* _Exercise materials_

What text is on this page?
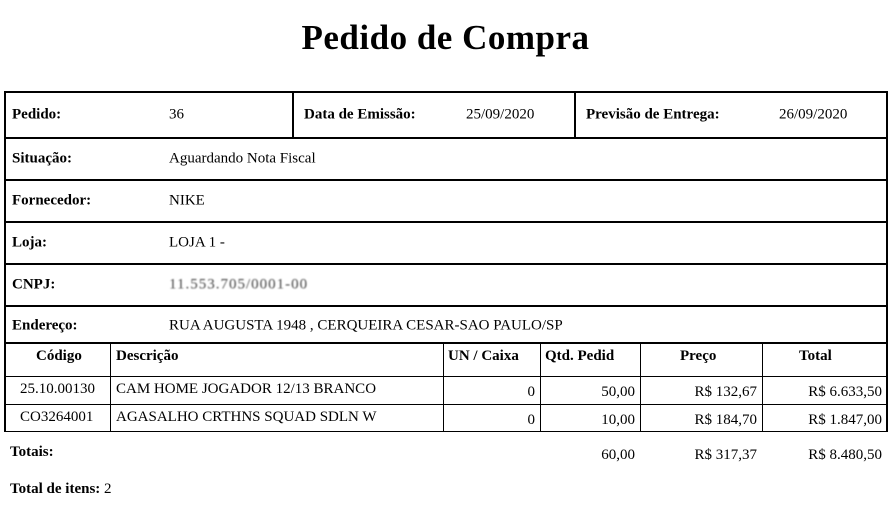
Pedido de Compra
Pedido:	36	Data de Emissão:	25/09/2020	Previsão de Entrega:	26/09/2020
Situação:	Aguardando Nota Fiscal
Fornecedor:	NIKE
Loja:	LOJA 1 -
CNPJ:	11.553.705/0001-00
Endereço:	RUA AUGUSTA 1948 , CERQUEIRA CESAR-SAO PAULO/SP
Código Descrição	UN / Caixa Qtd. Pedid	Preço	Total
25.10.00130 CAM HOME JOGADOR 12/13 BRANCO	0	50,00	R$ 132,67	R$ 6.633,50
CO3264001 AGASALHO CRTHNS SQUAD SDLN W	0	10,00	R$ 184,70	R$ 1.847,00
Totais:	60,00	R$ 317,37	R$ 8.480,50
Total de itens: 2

* _Task brief_
Copy out all the records exactly, excluding pictures.

* _Full output_
What text is on this page?
Pedido de Compra
Pedido:	36	Data de Emissão:	25/09/2020	Previsão de Entrega:	26/09/2020
Situação:	Aguardando Nota Fiscal
Fornecedor:	NIKE
Loja:	LOJA 1 -
CNPJ:	11.553.705/0001-00
Endereço:	RUA AUGUSTA 1948 , CERQUEIRA CESAR-SAO PAULO/SP
Código Descrição	UN / Caixa Qtd. Pedid	Preço	Total
25.10.00130 CAM HOME JOGADOR 12/13 BRANCO	0	50,00	R$ 132,67	R$ 6.633,50
CO3264001 AGASALHO CRTHNS SQUAD SDLN W	0	10,00	R$ 184,70	R$ 1.847,00
Totais:	60,00	R$ 317,37	R$ 8.480,50
Total de itens: 2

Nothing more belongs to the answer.